- [SET EXERCISE]:
Return each line that holds the word "суммы".

○ ○ ○ ○ ○ ○ ○

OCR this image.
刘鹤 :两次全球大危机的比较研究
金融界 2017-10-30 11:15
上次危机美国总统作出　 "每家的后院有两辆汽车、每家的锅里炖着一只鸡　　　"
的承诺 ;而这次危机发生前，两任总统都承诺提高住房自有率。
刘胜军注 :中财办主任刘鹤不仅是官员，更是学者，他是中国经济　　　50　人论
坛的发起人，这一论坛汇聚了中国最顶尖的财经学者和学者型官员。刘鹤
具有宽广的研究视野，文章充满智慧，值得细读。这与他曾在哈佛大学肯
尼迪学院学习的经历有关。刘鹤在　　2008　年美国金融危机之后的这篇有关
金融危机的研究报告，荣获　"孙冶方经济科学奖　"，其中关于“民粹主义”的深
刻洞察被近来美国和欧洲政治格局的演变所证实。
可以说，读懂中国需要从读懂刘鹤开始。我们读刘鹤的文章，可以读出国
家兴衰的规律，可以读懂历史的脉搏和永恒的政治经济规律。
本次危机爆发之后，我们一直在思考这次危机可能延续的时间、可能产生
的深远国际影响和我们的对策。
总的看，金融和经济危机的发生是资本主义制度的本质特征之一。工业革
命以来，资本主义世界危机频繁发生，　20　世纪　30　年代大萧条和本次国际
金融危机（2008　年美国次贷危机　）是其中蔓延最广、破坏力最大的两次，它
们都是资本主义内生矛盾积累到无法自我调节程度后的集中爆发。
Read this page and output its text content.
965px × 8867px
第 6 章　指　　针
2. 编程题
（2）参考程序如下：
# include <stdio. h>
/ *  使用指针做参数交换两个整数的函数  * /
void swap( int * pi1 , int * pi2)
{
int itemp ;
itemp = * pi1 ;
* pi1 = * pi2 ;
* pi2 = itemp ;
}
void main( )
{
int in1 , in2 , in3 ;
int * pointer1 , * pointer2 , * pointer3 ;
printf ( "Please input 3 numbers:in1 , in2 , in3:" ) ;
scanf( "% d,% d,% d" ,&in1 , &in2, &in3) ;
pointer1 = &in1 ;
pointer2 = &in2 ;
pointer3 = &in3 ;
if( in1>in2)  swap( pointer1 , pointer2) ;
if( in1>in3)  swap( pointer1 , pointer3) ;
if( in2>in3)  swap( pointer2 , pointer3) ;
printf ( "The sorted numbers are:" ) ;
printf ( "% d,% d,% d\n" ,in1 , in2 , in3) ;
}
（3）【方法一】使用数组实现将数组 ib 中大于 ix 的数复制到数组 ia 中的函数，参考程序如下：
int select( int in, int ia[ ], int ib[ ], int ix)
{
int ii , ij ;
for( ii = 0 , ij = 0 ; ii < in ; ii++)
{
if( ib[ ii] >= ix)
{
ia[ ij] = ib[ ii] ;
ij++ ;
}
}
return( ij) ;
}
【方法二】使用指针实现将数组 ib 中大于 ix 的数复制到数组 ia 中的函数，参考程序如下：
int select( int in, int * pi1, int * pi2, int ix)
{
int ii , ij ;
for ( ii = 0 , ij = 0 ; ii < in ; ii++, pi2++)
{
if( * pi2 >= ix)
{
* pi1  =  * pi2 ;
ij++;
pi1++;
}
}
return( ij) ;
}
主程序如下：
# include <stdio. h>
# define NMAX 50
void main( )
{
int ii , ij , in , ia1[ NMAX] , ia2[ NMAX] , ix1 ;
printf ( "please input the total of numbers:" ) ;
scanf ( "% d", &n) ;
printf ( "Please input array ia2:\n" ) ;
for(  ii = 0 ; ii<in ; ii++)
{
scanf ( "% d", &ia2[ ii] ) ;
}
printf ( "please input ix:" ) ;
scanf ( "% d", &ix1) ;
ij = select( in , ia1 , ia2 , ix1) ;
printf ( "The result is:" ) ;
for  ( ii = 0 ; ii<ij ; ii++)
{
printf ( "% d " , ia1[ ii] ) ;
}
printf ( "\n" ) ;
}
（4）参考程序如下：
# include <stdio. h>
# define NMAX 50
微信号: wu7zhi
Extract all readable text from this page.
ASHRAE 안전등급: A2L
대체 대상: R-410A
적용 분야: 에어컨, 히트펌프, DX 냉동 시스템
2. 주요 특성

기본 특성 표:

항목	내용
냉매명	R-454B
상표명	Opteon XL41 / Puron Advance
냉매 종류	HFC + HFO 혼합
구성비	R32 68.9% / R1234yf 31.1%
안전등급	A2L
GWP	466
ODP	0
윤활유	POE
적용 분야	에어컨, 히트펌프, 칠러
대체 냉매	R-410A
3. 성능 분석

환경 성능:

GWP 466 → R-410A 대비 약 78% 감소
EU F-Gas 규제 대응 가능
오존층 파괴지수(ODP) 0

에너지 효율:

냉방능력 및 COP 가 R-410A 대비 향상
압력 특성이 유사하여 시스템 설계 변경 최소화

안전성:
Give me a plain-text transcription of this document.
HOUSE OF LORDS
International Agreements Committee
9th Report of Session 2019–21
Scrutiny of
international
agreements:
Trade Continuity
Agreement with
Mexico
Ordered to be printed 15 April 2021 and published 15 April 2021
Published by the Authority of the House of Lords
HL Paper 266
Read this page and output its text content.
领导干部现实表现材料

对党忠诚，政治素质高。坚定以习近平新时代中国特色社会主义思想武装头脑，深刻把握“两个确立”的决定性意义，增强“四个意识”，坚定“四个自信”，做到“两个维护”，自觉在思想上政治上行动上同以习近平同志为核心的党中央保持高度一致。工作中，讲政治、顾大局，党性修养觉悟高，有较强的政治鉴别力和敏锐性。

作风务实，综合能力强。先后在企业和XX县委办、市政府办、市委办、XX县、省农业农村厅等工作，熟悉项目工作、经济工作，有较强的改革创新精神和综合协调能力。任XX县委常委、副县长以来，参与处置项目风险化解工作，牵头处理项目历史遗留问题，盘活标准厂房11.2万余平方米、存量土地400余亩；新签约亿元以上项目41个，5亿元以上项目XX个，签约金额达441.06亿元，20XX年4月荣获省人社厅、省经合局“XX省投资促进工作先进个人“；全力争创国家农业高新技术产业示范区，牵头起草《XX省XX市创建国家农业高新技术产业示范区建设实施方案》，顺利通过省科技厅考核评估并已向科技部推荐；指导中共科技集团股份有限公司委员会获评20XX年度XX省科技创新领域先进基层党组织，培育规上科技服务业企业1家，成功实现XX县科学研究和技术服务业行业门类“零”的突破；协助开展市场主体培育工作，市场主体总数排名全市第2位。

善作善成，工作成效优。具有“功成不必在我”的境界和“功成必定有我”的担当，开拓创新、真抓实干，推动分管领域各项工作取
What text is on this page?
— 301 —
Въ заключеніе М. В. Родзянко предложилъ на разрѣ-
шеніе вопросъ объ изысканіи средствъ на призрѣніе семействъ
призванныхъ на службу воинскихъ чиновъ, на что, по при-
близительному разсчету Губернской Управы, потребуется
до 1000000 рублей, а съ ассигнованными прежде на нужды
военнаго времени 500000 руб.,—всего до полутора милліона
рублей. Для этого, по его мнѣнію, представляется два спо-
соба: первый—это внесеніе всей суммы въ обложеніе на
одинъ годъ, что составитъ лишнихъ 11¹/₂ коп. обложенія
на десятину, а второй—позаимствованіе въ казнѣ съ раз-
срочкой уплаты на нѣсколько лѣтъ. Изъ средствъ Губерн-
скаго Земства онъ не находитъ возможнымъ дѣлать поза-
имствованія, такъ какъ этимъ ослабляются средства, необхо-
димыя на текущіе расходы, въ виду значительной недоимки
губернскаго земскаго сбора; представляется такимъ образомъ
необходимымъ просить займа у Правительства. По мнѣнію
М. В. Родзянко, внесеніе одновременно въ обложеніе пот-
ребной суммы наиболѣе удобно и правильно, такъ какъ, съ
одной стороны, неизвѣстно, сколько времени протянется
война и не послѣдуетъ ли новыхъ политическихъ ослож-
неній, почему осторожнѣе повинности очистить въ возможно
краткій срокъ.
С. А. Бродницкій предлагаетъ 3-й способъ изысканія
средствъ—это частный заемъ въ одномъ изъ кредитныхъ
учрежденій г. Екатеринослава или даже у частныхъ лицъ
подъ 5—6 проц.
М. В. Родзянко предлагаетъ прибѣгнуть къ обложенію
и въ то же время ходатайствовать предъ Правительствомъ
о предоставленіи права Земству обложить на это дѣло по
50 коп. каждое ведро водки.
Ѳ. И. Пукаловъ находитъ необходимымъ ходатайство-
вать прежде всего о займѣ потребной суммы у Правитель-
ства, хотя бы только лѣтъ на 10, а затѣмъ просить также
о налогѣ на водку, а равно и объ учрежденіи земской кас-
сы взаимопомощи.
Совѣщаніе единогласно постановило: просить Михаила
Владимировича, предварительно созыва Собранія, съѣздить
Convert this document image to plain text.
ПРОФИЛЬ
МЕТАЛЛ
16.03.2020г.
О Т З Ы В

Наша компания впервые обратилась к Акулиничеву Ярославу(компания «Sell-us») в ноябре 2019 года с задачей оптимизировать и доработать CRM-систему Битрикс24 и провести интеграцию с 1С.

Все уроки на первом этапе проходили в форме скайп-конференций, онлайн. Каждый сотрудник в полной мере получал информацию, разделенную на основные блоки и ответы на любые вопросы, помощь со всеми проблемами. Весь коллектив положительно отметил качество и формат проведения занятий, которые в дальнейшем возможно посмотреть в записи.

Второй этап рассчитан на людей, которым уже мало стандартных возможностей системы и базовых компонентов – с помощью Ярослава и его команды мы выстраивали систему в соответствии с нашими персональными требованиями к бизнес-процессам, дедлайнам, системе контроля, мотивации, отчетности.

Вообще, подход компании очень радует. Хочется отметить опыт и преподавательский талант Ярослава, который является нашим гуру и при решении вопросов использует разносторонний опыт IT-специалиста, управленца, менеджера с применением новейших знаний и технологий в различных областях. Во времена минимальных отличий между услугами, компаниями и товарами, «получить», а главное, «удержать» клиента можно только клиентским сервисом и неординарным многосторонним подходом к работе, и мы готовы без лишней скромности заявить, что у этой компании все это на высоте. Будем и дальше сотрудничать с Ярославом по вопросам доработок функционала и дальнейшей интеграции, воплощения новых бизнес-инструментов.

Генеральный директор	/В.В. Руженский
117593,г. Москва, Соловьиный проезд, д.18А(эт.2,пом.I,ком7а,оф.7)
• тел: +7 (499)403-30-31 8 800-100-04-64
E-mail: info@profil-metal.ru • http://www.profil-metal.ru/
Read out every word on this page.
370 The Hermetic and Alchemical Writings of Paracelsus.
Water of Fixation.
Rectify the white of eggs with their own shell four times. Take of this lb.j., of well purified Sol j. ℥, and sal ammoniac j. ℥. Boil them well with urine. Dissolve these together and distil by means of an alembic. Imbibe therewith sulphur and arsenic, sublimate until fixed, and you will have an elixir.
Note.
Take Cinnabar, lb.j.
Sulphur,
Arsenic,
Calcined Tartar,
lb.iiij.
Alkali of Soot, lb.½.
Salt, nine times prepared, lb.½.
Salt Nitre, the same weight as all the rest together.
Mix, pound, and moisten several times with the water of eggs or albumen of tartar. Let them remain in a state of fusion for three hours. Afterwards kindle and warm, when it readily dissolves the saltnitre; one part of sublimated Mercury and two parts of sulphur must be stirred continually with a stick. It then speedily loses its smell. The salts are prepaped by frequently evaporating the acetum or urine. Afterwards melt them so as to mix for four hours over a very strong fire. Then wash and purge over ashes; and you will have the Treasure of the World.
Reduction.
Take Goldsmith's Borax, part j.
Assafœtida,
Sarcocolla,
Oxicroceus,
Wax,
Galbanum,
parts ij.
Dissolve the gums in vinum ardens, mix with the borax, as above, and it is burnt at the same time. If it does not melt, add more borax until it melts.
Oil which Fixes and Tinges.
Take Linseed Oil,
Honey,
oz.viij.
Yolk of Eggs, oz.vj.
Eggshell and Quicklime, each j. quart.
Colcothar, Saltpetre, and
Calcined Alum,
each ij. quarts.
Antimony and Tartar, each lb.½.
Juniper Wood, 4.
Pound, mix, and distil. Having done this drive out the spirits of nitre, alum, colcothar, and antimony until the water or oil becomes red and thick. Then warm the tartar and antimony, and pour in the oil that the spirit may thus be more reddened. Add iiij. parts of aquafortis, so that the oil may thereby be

○ ○ ○ ○ ○ ○ ○

- [WRITTEN ANSWER]:
соба: первый—это внесеніе всей суммы въ обложеніе на
ребной суммы наиболѣе удобно и правильно, такъ какъ, съ
вать прежде всего о займѣ потребной суммы у Правитель-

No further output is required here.